Task objective:
Reproduce every entry below precisely. Pictures are excluded from the copy.

Rows:
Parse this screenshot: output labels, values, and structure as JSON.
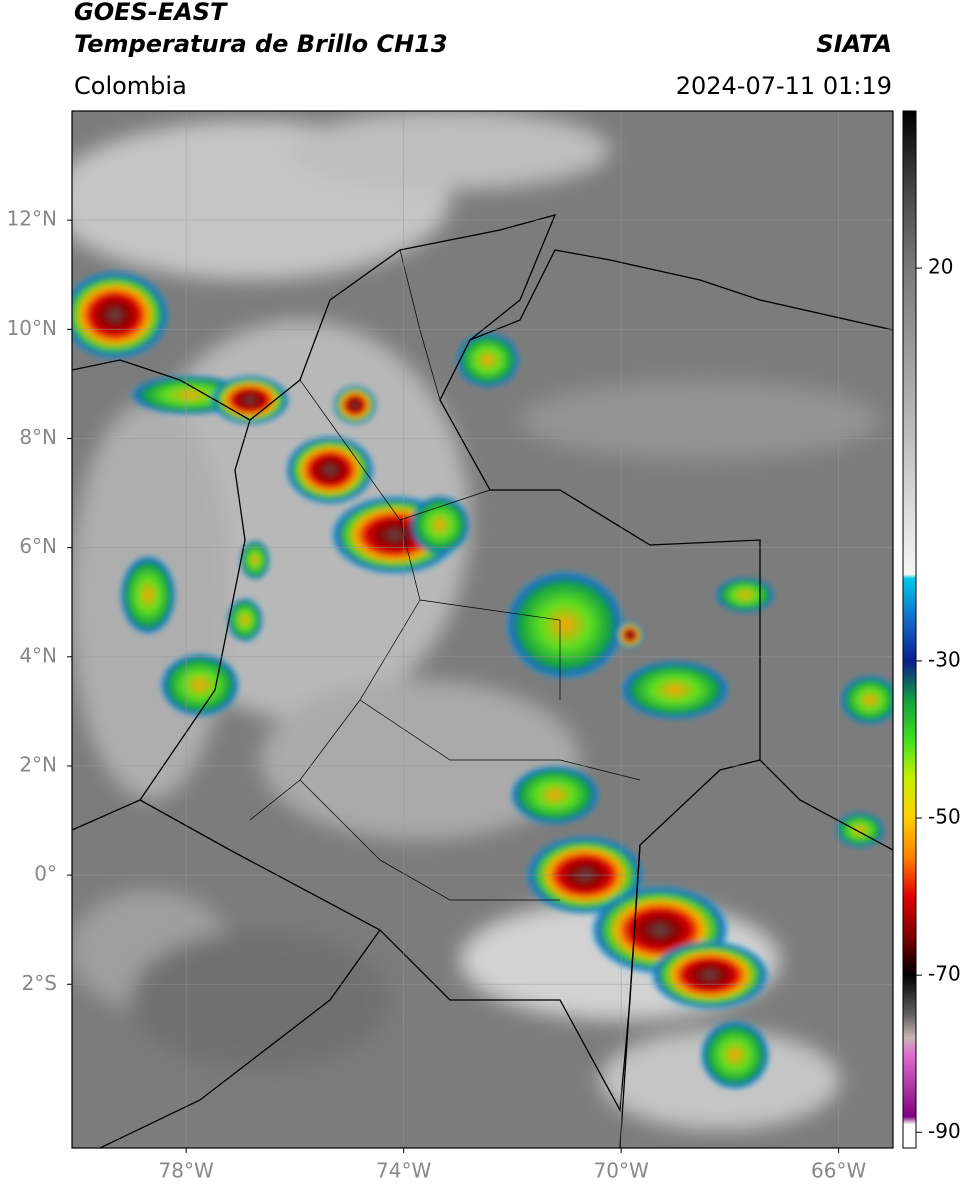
{
  "header": {
    "title": "GOES-EAST",
    "subtitle": "Temperatura de Brillo CH13",
    "source": "SIATA",
    "region": "Colombia",
    "datetime": "2024-07-11 01:19"
  },
  "map": {
    "xlim": [
      -80.1,
      -65
    ],
    "ylim": [
      -5,
      14
    ],
    "xticks": [
      {
        "value": -78,
        "label": "78°W"
      },
      {
        "value": -74,
        "label": "74°W"
      },
      {
        "value": -70,
        "label": "70°W"
      },
      {
        "value": -66,
        "label": "66°W"
      }
    ],
    "yticks": [
      {
        "value": 12,
        "label": "12°N"
      },
      {
        "value": 10,
        "label": "10°N"
      },
      {
        "value": 8,
        "label": "8°N"
      },
      {
        "value": 6,
        "label": "6°N"
      },
      {
        "value": 4,
        "label": "4°N"
      },
      {
        "value": 2,
        "label": "2°N"
      },
      {
        "value": 0,
        "label": "0°"
      },
      {
        "value": -2,
        "label": "2°S"
      }
    ],
    "grid": true
  },
  "colorbar": {
    "lim": [
      -92,
      40
    ],
    "ticks": [
      20,
      -30,
      -50,
      -70,
      -90
    ],
    "stops": [
      [
        40,
        "#000000"
      ],
      [
        30,
        "#454545"
      ],
      [
        20,
        "#7a7a7a"
      ],
      [
        -19,
        "#f6f6f6"
      ],
      [
        -19.5,
        "#00c8e8"
      ],
      [
        -25,
        "#1466c8"
      ],
      [
        -30,
        "#0a1e8c"
      ],
      [
        -35,
        "#12a040"
      ],
      [
        -40,
        "#40e020"
      ],
      [
        -45,
        "#c8f000"
      ],
      [
        -50,
        "#ffd000"
      ],
      [
        -55,
        "#ff8000"
      ],
      [
        -60,
        "#e00000"
      ],
      [
        -65,
        "#800000"
      ],
      [
        -70,
        "#000000"
      ],
      [
        -75,
        "#606060"
      ],
      [
        -78,
        "#c8b4b4"
      ],
      [
        -80,
        "#e070d0"
      ],
      [
        -88,
        "#800080"
      ],
      [
        -89,
        "#ffffff"
      ],
      [
        -92,
        "#ffffff"
      ]
    ]
  }
}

Answer to this exercise:
Parse this screenshot: output labels, values, and structure as JSON.
{
  "header": {
    "title": "GOES-EAST",
    "subtitle": "Temperatura de Brillo CH13",
    "source": "SIATA",
    "region": "Colombia",
    "datetime": "2024-07-11 01:19"
  },
  "map": {
    "xlim": [
      -80.1,
      -65
    ],
    "ylim": [
      -5,
      14
    ],
    "xticks": [
      {
        "value": -78,
        "label": "78°W"
      },
      {
        "value": -74,
        "label": "74°W"
      },
      {
        "value": -70,
        "label": "70°W"
      },
      {
        "value": -66,
        "label": "66°W"
      }
    ],
    "yticks": [
      {
        "value": 12,
        "label": "12°N"
      },
      {
        "value": 10,
        "label": "10°N"
      },
      {
        "value": 8,
        "label": "8°N"
      },
      {
        "value": 6,
        "label": "6°N"
      },
      {
        "value": 4,
        "label": "4°N"
      },
      {
        "value": 2,
        "label": "2°N"
      },
      {
        "value": 0,
        "label": "0°"
      },
      {
        "value": -2,
        "label": "2°S"
      }
    ],
    "grid": true
  },
  "colorbar": {
    "lim": [
      -92,
      40
    ],
    "ticks": [
      20,
      -30,
      -50,
      -70,
      -90
    ],
    "stops": [
      [
        40,
        "#000000"
      ],
      [
        30,
        "#454545"
      ],
      [
        20,
        "#7a7a7a"
      ],
      [
        -19,
        "#f6f6f6"
      ],
      [
        -19.5,
        "#00c8e8"
      ],
      [
        -25,
        "#1466c8"
      ],
      [
        -30,
        "#0a1e8c"
      ],
      [
        -35,
        "#12a040"
      ],
      [
        -40,
        "#40e020"
      ],
      [
        -45,
        "#c8f000"
      ],
      [
        -50,
        "#ffd000"
      ],
      [
        -55,
        "#ff8000"
      ],
      [
        -60,
        "#e00000"
      ],
      [
        -65,
        "#800000"
      ],
      [
        -70,
        "#000000"
      ],
      [
        -75,
        "#606060"
      ],
      [
        -78,
        "#c8b4b4"
      ],
      [
        -80,
        "#e070d0"
      ],
      [
        -88,
        "#800080"
      ],
      [
        -89,
        "#ffffff"
      ],
      [
        -92,
        "#ffffff"
      ]
    ]
  }
}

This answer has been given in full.